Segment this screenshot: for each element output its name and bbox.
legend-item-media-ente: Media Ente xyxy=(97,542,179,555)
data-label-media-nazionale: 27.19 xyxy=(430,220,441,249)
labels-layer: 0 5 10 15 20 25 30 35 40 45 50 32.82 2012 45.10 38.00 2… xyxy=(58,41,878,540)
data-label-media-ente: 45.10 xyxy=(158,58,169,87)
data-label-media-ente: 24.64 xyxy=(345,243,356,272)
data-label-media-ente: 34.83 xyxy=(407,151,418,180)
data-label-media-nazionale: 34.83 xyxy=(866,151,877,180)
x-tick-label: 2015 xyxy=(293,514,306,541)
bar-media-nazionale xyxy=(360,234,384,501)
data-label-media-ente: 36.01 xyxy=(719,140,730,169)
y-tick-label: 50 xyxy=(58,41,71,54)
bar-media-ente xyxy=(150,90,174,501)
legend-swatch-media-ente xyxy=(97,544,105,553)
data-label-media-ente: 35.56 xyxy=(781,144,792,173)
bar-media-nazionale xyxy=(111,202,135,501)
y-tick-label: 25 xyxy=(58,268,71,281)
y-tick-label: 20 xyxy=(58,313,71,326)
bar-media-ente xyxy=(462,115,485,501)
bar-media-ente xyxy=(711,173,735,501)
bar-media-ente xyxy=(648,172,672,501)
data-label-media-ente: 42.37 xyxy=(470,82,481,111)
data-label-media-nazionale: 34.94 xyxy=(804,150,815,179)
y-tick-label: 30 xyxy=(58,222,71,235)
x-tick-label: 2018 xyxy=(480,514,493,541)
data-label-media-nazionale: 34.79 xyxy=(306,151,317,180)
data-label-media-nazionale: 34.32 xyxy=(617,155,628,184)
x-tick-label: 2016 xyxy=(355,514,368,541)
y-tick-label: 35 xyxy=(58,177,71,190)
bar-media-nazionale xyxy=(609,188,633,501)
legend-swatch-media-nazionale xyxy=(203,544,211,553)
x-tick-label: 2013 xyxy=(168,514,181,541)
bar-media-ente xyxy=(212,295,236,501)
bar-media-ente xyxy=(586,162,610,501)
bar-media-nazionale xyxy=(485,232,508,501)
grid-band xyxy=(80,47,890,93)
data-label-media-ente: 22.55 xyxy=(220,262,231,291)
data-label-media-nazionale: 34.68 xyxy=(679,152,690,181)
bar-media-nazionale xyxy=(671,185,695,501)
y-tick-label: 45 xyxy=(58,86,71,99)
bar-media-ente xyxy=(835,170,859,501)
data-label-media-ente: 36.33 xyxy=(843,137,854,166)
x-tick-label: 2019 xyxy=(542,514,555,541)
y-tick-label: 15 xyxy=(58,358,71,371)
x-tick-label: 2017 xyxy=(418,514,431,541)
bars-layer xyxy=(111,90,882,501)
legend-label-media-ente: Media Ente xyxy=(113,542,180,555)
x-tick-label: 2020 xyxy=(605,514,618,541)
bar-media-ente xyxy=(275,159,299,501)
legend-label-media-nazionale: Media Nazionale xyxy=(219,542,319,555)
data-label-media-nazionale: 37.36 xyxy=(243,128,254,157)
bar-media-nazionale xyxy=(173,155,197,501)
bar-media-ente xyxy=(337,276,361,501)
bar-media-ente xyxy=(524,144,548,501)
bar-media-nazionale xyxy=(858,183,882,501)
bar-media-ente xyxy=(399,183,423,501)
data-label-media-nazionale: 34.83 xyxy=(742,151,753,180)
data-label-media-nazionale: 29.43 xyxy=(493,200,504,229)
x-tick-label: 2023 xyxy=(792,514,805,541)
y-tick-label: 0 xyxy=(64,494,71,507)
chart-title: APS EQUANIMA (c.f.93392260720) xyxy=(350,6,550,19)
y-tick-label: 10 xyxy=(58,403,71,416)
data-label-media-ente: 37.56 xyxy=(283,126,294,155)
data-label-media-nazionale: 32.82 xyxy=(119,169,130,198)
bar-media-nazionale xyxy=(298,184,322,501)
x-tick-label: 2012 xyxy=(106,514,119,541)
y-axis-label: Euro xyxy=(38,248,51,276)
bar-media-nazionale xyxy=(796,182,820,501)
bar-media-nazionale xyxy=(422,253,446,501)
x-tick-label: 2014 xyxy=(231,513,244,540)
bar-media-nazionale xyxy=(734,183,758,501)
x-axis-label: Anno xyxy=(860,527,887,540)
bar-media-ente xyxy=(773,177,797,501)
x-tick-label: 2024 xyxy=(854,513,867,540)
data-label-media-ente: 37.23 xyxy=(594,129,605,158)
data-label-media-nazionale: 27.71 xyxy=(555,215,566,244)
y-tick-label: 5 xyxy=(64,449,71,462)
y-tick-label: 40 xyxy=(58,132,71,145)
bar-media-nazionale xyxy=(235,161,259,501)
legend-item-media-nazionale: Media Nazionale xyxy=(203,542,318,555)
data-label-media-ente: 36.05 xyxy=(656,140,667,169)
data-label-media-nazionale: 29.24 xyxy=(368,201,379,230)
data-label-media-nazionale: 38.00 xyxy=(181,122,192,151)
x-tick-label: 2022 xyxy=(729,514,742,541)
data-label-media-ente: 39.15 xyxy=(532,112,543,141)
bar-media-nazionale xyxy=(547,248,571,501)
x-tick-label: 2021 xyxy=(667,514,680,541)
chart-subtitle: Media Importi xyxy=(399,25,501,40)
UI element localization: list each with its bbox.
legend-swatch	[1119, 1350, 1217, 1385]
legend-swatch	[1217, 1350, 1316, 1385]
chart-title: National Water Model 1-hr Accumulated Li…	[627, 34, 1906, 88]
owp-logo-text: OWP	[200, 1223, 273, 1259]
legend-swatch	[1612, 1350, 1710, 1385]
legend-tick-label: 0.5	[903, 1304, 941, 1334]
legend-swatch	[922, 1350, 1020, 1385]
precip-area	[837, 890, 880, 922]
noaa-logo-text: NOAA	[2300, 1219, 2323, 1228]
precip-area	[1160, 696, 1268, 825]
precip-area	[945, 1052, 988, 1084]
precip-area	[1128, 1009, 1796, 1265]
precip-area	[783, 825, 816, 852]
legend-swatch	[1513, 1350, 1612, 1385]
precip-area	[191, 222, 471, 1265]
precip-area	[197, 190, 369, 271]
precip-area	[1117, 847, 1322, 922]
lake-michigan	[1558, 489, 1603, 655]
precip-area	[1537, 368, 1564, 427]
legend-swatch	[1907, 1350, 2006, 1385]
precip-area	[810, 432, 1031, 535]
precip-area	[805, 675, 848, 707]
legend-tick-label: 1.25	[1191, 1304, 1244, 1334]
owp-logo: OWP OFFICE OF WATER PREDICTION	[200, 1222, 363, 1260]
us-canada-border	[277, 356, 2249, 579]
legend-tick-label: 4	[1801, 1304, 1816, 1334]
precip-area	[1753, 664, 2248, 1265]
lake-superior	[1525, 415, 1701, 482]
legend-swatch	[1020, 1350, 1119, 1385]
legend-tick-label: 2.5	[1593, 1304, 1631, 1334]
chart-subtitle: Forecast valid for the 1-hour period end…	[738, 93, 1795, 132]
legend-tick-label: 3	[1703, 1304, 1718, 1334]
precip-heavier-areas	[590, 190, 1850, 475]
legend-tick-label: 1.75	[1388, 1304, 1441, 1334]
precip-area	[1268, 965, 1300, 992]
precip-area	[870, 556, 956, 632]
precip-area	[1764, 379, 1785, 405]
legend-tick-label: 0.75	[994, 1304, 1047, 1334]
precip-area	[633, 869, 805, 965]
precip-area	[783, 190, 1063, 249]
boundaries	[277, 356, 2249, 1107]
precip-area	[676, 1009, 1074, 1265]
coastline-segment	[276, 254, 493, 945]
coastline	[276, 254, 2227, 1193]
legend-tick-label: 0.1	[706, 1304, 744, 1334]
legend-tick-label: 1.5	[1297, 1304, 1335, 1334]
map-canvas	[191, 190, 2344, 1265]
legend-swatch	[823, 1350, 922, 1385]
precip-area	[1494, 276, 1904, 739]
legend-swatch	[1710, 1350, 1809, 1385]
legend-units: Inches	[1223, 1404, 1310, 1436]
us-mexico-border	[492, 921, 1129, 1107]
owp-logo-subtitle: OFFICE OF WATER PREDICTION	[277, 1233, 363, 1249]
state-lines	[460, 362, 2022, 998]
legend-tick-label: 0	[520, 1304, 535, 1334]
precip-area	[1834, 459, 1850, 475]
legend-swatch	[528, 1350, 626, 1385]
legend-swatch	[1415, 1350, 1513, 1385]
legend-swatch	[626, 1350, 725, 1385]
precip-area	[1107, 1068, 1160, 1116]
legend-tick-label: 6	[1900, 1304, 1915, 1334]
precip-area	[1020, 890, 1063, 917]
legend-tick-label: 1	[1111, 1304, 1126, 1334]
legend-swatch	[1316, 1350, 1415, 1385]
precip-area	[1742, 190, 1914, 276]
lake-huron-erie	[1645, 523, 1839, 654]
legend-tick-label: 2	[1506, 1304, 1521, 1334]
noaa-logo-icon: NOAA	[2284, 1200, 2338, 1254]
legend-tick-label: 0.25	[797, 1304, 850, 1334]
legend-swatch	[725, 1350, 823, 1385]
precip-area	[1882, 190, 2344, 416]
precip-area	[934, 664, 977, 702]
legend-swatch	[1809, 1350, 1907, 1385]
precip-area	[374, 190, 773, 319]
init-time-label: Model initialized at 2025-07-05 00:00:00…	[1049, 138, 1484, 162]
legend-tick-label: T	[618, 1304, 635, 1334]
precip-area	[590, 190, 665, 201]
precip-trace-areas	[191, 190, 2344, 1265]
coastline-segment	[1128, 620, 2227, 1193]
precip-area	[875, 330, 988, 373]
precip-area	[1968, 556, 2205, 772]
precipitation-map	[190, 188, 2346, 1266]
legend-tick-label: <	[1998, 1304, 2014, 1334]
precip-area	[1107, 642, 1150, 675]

────────────────────────────────────────

» OBJECTIVE: Can you reproduce the entries from the start through the line containing "y-tick-label: 15 xyxy=(58,358,71,371)", swapping "bar-media-nazionale" for "bar-national-average" and leaving everything else untouched?

» FINAL RESULT:
Segment this screenshot: for each element output its name and bbox.
legend-item-media-ente: Media Ente xyxy=(97,542,179,555)
data-label-media-nazionale: 27.19 xyxy=(430,220,441,249)
labels-layer: 0 5 10 15 20 25 30 35 40 45 50 32.82 2012 45.10 38.00 2… xyxy=(58,41,878,540)
data-label-media-ente: 45.10 xyxy=(158,58,169,87)
data-label-media-ente: 24.64 xyxy=(345,243,356,272)
data-label-media-ente: 34.83 xyxy=(407,151,418,180)
data-label-media-nazionale: 34.83 xyxy=(866,151,877,180)
x-tick-label: 2015 xyxy=(293,514,306,541)
bar-national-average xyxy=(360,234,384,501)
data-label-media-ente: 36.01 xyxy=(719,140,730,169)
y-tick-label: 50 xyxy=(58,41,71,54)
bar-media-ente xyxy=(150,90,174,501)
legend-swatch-media-ente xyxy=(97,544,105,553)
data-label-media-ente: 35.56 xyxy=(781,144,792,173)
bar-national-average xyxy=(111,202,135,501)
y-tick-label: 25 xyxy=(58,268,71,281)
y-tick-label: 20 xyxy=(58,313,71,326)
bar-media-ente xyxy=(462,115,485,501)
bar-media-ente xyxy=(711,173,735,501)
bar-media-ente xyxy=(648,172,672,501)
data-label-media-ente: 42.37 xyxy=(470,82,481,111)
data-label-media-nazionale: 34.94 xyxy=(804,150,815,179)
y-tick-label: 30 xyxy=(58,222,71,235)
x-tick-label: 2018 xyxy=(480,514,493,541)
data-label-media-nazionale: 34.79 xyxy=(306,151,317,180)
data-label-media-nazionale: 34.32 xyxy=(617,155,628,184)
x-tick-label: 2016 xyxy=(355,514,368,541)
y-tick-label: 35 xyxy=(58,177,71,190)
bar-national-average xyxy=(609,188,633,501)
legend-swatch-media-nazionale xyxy=(203,544,211,553)
x-tick-label: 2013 xyxy=(168,514,181,541)
bar-media-ente xyxy=(212,295,236,501)
bar-media-ente xyxy=(586,162,610,501)
bar-national-average xyxy=(485,232,508,501)
grid-band xyxy=(80,47,890,93)
data-label-media-ente: 22.55 xyxy=(220,262,231,291)
data-label-media-nazionale: 34.68 xyxy=(679,152,690,181)
bar-national-average xyxy=(671,185,695,501)
y-tick-label: 45 xyxy=(58,86,71,99)
bar-media-ente xyxy=(835,170,859,501)
data-label-media-ente: 36.33 xyxy=(843,137,854,166)
x-tick-label: 2019 xyxy=(542,514,555,541)
y-tick-label: 15 xyxy=(58,358,71,371)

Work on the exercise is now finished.